### TASK DETAILS
Copy every line from the material below that holds "back".

--- Start of EXCERPTED DATA ---

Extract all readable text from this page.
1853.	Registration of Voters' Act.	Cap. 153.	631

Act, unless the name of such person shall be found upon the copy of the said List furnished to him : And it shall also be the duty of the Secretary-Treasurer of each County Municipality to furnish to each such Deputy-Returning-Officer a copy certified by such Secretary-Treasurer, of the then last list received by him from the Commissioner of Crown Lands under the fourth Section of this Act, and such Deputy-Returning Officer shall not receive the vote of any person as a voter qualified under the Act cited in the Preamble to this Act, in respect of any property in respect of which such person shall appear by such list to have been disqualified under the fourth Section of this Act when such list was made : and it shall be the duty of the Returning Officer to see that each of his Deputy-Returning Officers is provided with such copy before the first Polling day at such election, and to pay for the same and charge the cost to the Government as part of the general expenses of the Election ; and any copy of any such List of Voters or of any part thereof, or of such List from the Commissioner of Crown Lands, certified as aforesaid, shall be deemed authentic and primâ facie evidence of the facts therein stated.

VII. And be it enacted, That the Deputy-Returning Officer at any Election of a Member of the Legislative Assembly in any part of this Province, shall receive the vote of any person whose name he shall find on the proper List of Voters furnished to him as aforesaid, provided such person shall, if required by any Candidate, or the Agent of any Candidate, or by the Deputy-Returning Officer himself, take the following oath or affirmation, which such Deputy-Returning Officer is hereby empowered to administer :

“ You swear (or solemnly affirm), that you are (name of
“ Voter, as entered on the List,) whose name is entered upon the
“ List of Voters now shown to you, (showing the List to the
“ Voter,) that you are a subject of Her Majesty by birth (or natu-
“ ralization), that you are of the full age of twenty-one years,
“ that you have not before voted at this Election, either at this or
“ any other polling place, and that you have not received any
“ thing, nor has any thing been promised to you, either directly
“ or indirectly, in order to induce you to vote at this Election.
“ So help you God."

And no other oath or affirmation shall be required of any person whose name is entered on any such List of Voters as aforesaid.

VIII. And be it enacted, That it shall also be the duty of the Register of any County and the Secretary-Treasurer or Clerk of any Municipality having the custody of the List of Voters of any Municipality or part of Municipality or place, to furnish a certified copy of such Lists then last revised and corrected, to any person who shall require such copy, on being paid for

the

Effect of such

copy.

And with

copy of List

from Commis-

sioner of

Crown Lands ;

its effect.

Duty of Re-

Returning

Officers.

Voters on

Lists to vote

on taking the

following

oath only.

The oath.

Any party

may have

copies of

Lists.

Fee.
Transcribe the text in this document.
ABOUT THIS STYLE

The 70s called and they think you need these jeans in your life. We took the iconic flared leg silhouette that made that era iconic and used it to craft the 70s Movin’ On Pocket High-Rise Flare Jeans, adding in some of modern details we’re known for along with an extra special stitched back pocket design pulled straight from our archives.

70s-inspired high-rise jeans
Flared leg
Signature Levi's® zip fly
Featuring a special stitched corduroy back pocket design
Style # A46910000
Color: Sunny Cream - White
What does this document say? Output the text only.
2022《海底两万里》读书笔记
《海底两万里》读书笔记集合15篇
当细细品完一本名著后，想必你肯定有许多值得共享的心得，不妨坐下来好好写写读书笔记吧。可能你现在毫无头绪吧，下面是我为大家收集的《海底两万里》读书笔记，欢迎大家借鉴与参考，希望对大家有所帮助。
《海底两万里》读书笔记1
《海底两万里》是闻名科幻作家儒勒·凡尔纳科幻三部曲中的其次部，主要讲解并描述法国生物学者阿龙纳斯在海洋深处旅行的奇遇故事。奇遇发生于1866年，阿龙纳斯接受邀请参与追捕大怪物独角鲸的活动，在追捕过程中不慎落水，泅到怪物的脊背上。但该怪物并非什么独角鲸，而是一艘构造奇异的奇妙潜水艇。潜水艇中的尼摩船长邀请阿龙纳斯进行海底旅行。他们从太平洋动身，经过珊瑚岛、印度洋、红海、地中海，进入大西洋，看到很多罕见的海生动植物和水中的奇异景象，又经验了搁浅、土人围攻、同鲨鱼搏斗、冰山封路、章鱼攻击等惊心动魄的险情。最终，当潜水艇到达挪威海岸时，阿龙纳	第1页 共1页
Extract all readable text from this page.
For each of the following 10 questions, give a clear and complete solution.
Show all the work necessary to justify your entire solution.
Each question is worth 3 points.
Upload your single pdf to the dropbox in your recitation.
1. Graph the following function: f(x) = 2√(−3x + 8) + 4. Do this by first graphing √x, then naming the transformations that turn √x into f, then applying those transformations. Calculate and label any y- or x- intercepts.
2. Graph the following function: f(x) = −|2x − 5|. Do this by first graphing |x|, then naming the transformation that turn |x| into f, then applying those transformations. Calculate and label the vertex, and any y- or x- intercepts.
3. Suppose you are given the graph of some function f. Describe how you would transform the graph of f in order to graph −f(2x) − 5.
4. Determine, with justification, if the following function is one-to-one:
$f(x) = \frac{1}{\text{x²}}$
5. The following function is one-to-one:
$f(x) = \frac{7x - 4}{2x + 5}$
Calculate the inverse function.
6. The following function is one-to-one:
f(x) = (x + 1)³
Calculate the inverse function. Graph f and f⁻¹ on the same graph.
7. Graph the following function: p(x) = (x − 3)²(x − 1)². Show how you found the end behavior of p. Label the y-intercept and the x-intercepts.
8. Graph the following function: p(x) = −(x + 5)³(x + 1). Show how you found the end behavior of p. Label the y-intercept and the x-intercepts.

--- End of EXCERPTED DATA ---

### TASK SOLUTION
The 70s called and they think you need these jeans in your life. We took the iconic flared leg silhouette that made that era iconic and used it to craft the 70s Movin’ On Pocket High-Rise Flare Jeans, adding in some of modern details we’re known for along with an extra special stitched back pocket design pulled straight from our archives.
Featuring a special stitched corduroy back pocket design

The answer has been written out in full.